=== Task description ===
Your task is to gather the lines below that hold the string "dílčí".

───── Provided entries

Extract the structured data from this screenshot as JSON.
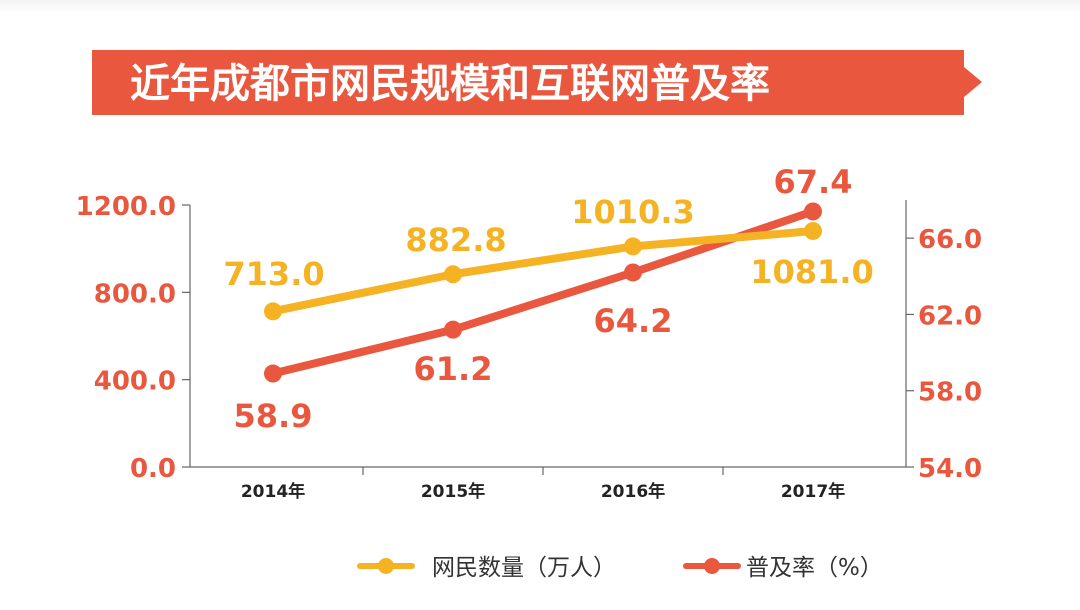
{
  "banner": {
    "title": "近年成都市网民规模和互联网普及率",
    "color": "#e8573e"
  },
  "chart_data": {
    "type": "line",
    "title": "近年成都市网民规模和互联网普及率",
    "categories": [
      "2014年",
      "2015年",
      "2016年",
      "2017年"
    ],
    "series": [
      {
        "name": "网民数量（万人）",
        "axis": "left",
        "color": "#f5b324",
        "values": [
          713.0,
          882.8,
          1010.3,
          1081.0
        ],
        "labels": [
          "713.0",
          "882.8",
          "1010.3",
          "1081.0"
        ]
      },
      {
        "name": "普及率（%）",
        "axis": "right",
        "color": "#e8573e",
        "values": [
          58.9,
          61.2,
          64.2,
          67.4
        ],
        "labels": [
          "58.9",
          "61.2",
          "64.2",
          "67.4"
        ]
      }
    ],
    "left_axis": {
      "range": [
        0,
        1200
      ],
      "ticks": [
        "0.0",
        "400.0",
        "800.0",
        "1200.0"
      ],
      "tick_values": [
        0,
        400,
        800,
        1200
      ],
      "color": "#e8573e"
    },
    "right_axis": {
      "range": [
        54,
        68
      ],
      "ticks": [
        "54.0",
        "58.0",
        "62.0",
        "66.0"
      ],
      "tick_values": [
        54,
        58,
        62,
        66
      ],
      "color": "#e8573e"
    },
    "legend_position": "bottom"
  }
}
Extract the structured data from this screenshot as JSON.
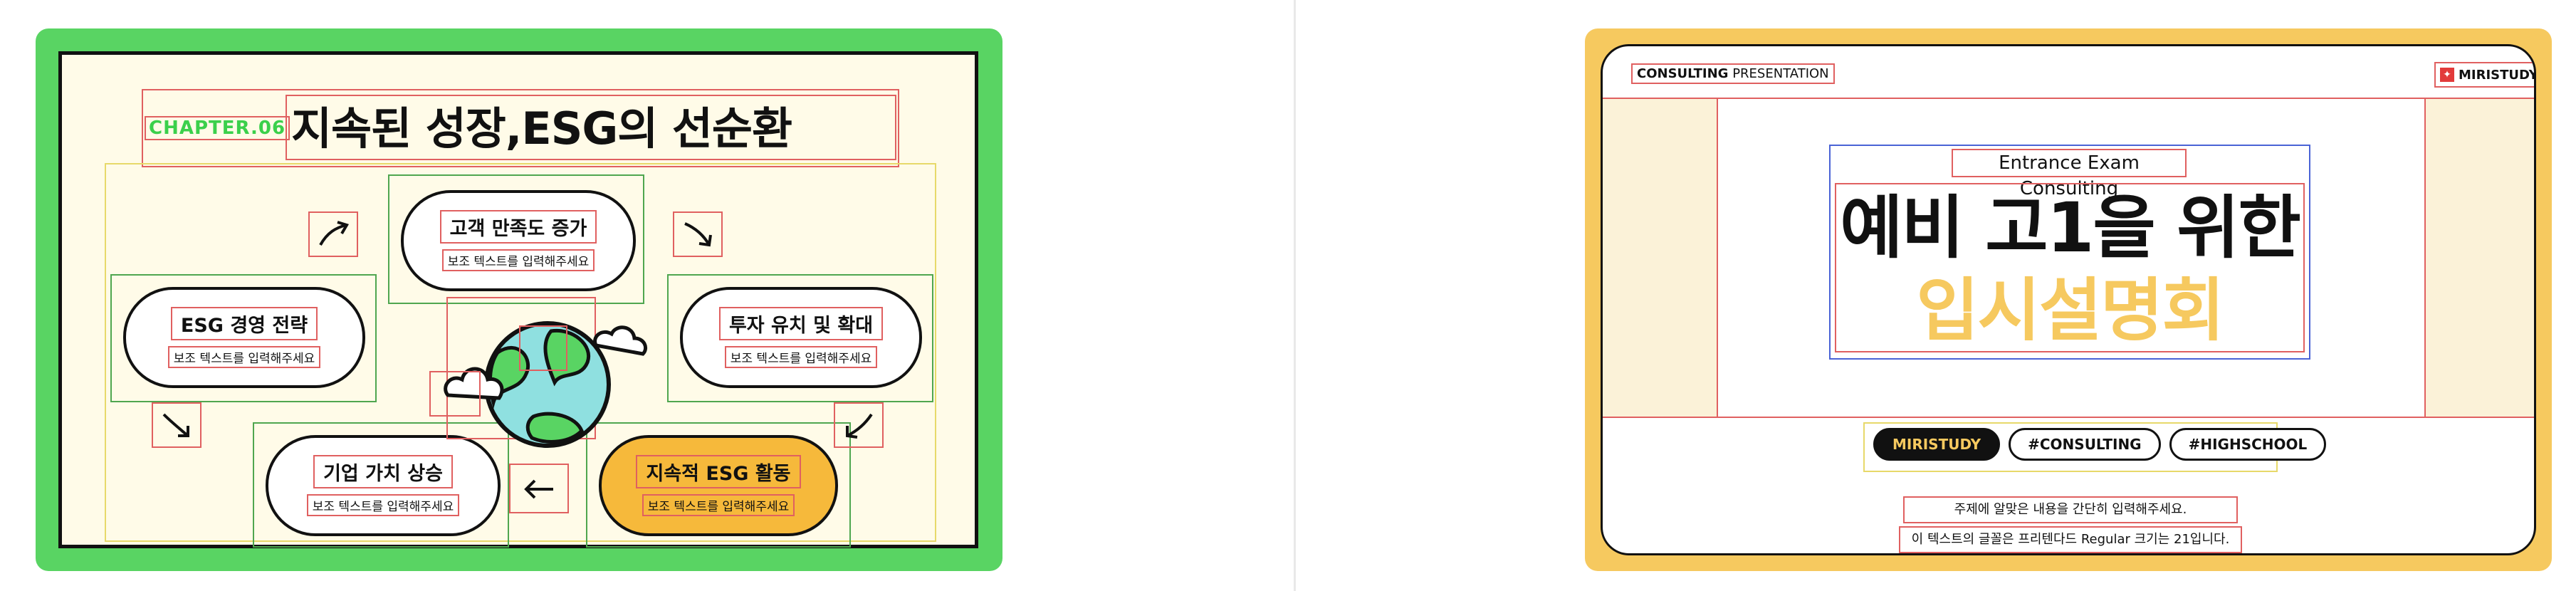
{
  "slide1": {
    "chapter": "CHAPTER.06",
    "title": "지속된 성장,ESG의 선순환",
    "nodes": [
      {
        "title": "고객 만족도 증가",
        "sub": "보조 텍스트를 입력해주세요"
      },
      {
        "title": "ESG 경영 전략",
        "sub": "보조 텍스트를 입력해주세요"
      },
      {
        "title": "투자 유치 및 확대",
        "sub": "보조 텍스트를 입력해주세요"
      },
      {
        "title": "기업 가치 상승",
        "sub": "보조 텍스트를 입력해주세요"
      },
      {
        "title": "지속적 ESG 활동",
        "sub": "보조 텍스트를 입력해주세요"
      }
    ],
    "colors": {
      "frame": "#59d463",
      "background": "#fffbe8",
      "accent": "#f6b93b",
      "globe_water": "#8fe0e0",
      "globe_land": "#59d463"
    }
  },
  "slide2": {
    "top_left_bold": "CONSULTING",
    "top_left_rest": " PRESENTATION",
    "brand": "MIRISTUDY",
    "subtitle": "Entrance Exam Consulting",
    "title_line1": "예비 고1을 위한",
    "title_line2": "입시설명회",
    "tags": [
      "MIRISTUDY",
      "#CONSULTING",
      "#HIGHSCHOOL"
    ],
    "desc_line1": "주제에 알맞은 내용을 간단히 입력해주세요.",
    "desc_line2": "이 텍스트의 글꼴은 프리텐다드 Regular 크기는 21입니다.",
    "colors": {
      "frame": "#f6c95f",
      "accent_text": "#f6c95f"
    }
  }
}
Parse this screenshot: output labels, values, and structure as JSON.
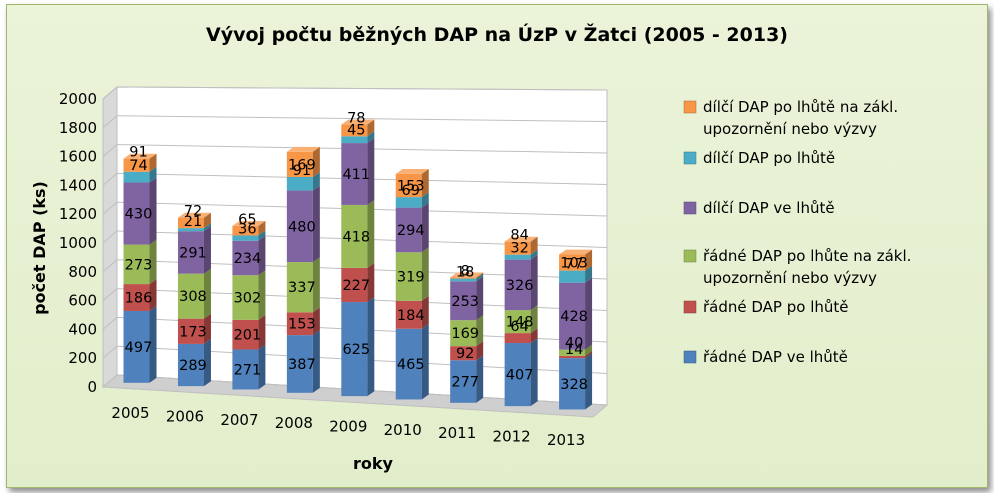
{
  "chart_data": {
    "type": "bar",
    "stacked": true,
    "three_d": true,
    "title": "Vývoj počtu běžných DAP na ÚzP v Žatci (2005 - 2013)",
    "xlabel": "roky",
    "ylabel": "počet DAP (ks)",
    "ylim": [
      0,
      2000
    ],
    "yticks": [
      "0",
      "200",
      "400",
      "600",
      "800",
      "1000",
      "1200",
      "1400",
      "1600",
      "1800",
      "2000"
    ],
    "grid": true,
    "legend_position": "right",
    "categories": [
      "2005",
      "2006",
      "2007",
      "2008",
      "2009",
      "2010",
      "2011",
      "2012",
      "2013"
    ],
    "series": [
      {
        "name": "řádné DAP ve lhůtě",
        "color": "#4f81bd",
        "values": [
          497,
          289,
          271,
          387,
          625,
          465,
          277,
          407,
          328
        ]
      },
      {
        "name": "řádné DAP po lhůtě",
        "color": "#c0504d",
        "values": [
          186,
          173,
          201,
          153,
          227,
          184,
          92,
          64,
          14
        ]
      },
      {
        "name": "řádné DAP po lhůte na zákl. upozornění nebo výzvy",
        "color": "#9bbb59",
        "values": [
          273,
          308,
          302,
          337,
          418,
          319,
          169,
          148,
          40
        ]
      },
      {
        "name": "dílčí DAP ve lhůtě",
        "color": "#8064a2",
        "values": [
          430,
          291,
          234,
          480,
          411,
          294,
          253,
          326,
          428
        ]
      },
      {
        "name": "dílčí DAP po lhůtě",
        "color": "#4bacc6",
        "values": [
          74,
          21,
          36,
          91,
          45,
          69,
          18,
          32,
          77
        ]
      },
      {
        "name": "dílčí DAP po lhůtě na zákl. upozornění nebo výzvy",
        "color": "#f79646",
        "values": [
          91,
          72,
          65,
          169,
          78,
          153,
          8,
          84,
          103
        ]
      }
    ]
  }
}
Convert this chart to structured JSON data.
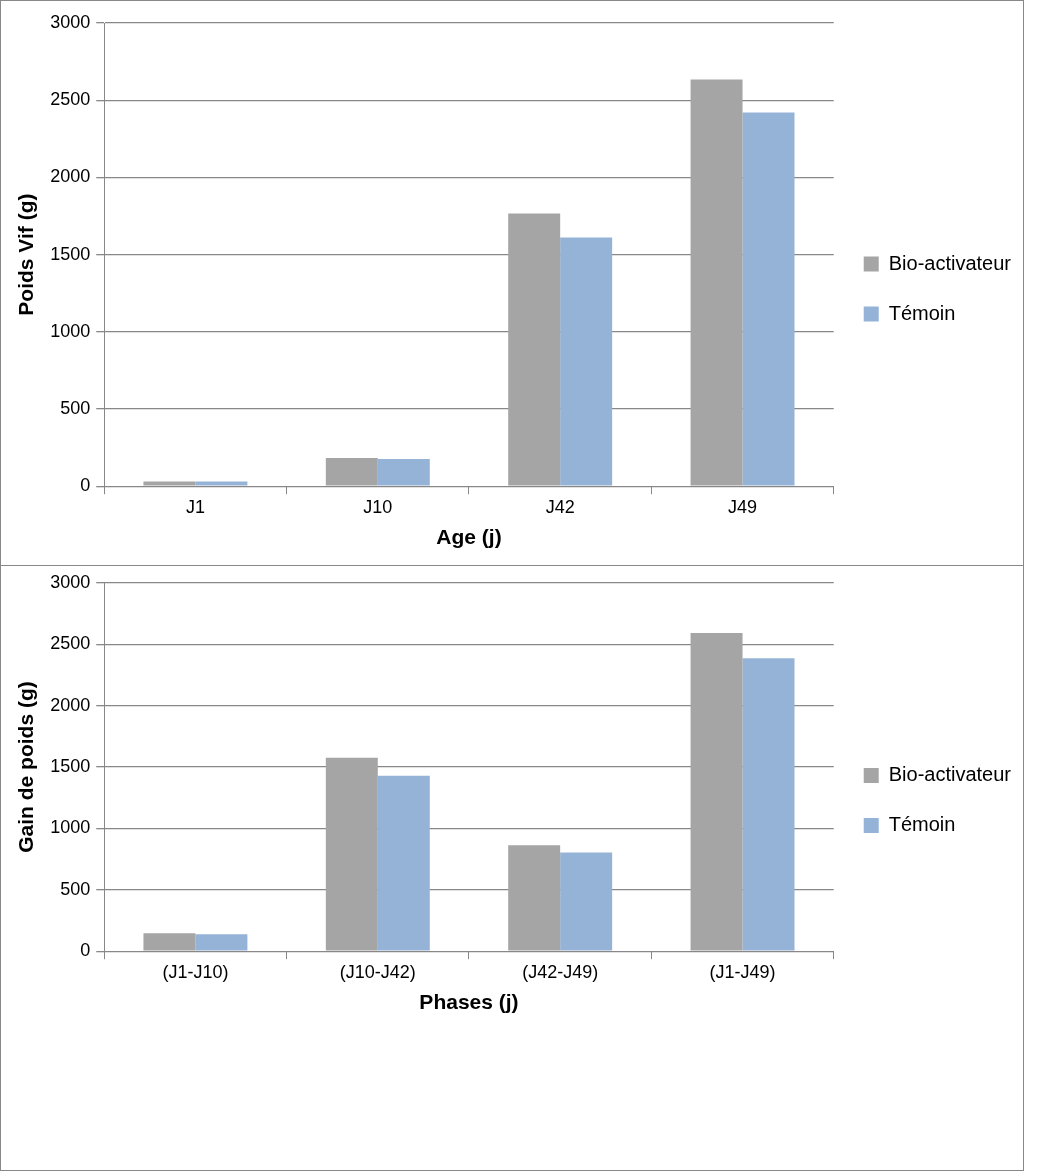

──────────

=== Answer ===
        "name": "dílčí DAP ve lhůtě",
        "name": "dílčí DAP po lhůtě",
        "name": "dílčí DAP po lhůtě na zákl. upozornění nebo výzvy",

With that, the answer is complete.